EXERCISE DATA =>
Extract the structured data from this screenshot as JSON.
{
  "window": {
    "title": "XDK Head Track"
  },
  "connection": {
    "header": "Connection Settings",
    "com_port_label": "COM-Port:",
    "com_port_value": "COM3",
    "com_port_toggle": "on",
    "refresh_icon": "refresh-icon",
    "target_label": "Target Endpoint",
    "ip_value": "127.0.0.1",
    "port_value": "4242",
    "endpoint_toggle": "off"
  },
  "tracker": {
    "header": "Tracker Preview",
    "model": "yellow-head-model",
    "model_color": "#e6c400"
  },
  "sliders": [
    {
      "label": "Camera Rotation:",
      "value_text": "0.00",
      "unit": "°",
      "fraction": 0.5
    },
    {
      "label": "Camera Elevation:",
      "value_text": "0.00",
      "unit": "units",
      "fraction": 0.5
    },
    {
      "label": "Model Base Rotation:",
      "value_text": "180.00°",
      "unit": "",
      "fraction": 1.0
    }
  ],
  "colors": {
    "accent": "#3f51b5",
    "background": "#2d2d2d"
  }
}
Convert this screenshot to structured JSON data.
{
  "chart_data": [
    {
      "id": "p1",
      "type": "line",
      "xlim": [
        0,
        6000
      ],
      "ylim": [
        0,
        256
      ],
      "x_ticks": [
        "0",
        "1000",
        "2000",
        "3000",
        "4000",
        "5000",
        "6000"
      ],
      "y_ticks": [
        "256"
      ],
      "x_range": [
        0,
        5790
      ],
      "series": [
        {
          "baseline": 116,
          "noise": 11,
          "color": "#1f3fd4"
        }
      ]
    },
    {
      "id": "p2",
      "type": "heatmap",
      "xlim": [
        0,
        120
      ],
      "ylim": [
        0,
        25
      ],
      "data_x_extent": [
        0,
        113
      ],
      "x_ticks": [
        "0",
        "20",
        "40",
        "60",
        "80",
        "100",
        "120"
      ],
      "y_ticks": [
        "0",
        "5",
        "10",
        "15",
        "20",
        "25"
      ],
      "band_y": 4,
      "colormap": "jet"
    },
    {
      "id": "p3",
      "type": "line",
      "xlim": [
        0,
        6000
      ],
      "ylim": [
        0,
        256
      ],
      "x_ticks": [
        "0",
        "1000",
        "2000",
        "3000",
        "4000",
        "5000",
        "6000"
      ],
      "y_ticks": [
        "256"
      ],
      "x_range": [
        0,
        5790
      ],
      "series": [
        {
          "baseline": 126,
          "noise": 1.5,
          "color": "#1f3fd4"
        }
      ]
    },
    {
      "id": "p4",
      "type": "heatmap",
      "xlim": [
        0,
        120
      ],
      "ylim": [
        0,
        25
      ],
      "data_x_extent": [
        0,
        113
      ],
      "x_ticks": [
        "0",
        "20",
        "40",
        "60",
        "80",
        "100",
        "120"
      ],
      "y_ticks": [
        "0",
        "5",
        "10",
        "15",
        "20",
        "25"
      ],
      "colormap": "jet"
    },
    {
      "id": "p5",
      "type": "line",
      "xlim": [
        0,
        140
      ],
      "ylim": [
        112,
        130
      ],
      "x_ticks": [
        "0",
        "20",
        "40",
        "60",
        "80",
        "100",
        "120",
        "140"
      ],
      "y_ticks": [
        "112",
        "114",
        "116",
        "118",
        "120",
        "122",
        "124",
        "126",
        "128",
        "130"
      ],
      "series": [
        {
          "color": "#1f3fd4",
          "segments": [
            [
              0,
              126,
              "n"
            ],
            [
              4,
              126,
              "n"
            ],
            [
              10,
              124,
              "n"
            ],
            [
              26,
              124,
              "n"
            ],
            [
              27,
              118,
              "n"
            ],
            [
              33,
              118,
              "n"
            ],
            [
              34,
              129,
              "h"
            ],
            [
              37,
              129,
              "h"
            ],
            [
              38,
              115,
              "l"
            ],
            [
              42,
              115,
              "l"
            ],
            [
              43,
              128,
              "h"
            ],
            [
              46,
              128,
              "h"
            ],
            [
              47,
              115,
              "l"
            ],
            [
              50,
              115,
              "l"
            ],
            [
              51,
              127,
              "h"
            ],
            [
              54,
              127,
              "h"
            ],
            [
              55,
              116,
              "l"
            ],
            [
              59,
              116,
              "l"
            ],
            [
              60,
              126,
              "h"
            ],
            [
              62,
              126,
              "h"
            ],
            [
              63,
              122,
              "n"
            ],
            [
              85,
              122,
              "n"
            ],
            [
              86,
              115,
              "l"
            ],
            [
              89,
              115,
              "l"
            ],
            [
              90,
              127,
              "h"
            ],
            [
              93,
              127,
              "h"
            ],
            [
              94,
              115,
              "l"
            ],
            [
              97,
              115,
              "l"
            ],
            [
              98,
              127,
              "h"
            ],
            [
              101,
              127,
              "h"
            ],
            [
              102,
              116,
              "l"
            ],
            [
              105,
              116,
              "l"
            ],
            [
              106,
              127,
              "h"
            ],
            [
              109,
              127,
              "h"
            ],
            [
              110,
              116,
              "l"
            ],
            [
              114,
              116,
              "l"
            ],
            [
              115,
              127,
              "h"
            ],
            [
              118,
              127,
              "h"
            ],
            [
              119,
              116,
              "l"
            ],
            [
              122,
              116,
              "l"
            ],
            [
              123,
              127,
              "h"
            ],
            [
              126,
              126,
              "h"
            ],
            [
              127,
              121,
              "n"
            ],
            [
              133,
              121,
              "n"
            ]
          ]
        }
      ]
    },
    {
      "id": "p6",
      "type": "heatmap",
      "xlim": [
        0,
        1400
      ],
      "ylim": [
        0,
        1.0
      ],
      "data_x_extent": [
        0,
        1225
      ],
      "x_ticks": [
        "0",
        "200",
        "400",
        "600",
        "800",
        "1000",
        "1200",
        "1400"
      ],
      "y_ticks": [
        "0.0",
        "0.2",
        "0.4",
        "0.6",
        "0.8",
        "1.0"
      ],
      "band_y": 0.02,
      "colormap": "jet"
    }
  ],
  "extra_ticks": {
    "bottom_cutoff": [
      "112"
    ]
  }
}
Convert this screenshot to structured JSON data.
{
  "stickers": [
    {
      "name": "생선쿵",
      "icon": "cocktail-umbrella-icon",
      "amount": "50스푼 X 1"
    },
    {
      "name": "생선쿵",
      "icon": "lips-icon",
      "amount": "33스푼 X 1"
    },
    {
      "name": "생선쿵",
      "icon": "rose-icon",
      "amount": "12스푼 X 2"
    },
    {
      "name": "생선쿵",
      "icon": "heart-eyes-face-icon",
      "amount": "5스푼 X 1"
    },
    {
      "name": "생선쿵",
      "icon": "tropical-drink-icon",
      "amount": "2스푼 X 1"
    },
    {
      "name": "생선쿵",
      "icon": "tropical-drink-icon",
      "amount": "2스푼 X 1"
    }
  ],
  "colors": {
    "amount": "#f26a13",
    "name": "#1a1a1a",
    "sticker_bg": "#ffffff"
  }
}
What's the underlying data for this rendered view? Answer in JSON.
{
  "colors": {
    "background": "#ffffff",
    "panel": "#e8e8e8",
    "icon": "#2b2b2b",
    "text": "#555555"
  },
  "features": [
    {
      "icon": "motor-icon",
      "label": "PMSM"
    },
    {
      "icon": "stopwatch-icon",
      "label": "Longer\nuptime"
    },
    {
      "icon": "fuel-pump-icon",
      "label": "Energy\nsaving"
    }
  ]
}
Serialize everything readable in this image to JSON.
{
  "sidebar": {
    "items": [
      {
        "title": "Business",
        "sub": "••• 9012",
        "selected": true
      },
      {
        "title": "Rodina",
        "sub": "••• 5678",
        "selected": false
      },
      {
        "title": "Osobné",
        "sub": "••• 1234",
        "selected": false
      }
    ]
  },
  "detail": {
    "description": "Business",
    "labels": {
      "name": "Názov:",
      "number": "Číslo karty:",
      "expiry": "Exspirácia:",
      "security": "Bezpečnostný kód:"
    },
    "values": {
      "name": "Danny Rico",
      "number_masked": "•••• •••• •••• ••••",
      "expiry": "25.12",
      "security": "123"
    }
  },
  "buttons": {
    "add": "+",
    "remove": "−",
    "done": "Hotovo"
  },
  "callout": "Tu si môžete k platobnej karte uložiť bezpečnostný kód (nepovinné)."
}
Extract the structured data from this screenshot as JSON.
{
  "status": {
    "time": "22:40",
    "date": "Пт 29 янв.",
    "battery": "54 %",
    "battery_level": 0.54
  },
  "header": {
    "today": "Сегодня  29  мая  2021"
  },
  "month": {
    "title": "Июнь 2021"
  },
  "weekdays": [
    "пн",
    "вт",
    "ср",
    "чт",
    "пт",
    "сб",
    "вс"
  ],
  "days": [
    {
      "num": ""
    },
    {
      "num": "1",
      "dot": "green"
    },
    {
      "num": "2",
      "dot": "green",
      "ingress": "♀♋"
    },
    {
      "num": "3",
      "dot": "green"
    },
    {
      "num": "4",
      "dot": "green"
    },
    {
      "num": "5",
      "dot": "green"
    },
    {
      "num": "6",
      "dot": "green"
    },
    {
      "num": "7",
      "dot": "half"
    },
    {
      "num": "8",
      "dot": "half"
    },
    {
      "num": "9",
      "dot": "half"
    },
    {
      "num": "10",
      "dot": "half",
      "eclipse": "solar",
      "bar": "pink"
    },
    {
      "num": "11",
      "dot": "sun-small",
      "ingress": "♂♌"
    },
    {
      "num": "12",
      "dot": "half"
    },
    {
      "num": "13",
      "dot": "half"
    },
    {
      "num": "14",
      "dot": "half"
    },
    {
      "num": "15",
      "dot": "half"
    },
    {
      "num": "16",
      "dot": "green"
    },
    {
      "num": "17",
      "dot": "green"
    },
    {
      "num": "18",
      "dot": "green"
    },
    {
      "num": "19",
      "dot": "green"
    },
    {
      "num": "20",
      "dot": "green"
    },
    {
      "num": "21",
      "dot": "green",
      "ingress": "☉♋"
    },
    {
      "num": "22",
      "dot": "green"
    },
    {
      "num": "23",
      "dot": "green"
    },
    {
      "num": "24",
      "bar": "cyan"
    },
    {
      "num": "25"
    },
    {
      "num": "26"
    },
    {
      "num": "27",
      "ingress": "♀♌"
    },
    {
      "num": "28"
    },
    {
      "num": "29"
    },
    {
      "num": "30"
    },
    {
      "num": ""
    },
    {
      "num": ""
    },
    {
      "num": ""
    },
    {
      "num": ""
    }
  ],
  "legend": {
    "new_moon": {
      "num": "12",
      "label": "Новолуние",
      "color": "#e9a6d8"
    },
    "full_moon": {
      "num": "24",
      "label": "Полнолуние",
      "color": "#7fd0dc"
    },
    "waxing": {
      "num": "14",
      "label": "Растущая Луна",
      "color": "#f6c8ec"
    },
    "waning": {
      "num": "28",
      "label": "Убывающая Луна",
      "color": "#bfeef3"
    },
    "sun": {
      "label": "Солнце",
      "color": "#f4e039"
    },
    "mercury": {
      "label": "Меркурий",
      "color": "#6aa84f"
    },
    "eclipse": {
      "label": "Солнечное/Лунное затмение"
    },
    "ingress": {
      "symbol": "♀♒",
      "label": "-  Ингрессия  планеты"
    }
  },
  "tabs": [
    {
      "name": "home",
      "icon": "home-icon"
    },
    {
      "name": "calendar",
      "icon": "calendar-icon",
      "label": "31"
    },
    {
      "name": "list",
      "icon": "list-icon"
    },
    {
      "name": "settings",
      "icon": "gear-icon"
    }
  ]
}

DIRECTIONS =>
For the listing above, identify each line bearing "ffffff".

TASK RESULT =>
    "sticker_bg": "#ffffff"
    "background": "#ffffff",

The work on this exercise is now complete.